Data items

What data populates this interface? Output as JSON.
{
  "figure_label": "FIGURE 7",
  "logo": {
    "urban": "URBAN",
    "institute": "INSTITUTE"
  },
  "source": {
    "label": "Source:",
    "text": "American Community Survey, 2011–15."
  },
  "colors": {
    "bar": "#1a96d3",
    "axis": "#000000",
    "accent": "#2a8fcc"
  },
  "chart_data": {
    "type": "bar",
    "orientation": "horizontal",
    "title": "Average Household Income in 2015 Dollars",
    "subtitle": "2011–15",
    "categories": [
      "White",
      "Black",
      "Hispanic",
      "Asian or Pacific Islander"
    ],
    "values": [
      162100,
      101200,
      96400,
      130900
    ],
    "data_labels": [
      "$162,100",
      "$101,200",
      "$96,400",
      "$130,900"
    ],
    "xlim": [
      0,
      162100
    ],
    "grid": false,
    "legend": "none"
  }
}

_YOUR GOAL_
Copy the material above, line for line.

_THE REPLY_
What data populates this interface? Output as JSON.
{
  "figure_label": "FIGURE 7",
  "logo": {
    "urban": "URBAN",
    "institute": "INSTITUTE"
  },
  "source": {
    "label": "Source:",
    "text": "American Community Survey, 2011–15."
  },
  "colors": {
    "bar": "#1a96d3",
    "axis": "#000000",
    "accent": "#2a8fcc"
  },
  "chart_data": {
    "type": "bar",
    "orientation": "horizontal",
    "title": "Average Household Income in 2015 Dollars",
    "subtitle": "2011–15",
    "categories": [
      "White",
      "Black",
      "Hispanic",
      "Asian or Pacific Islander"
    ],
    "values": [
      162100,
      101200,
      96400,
      130900
    ],
    "data_labels": [
      "$162,100",
      "$101,200",
      "$96,400",
      "$130,900"
    ],
    "xlim": [
      0,
      162100
    ],
    "grid": false,
    "legend": "none"
  }
}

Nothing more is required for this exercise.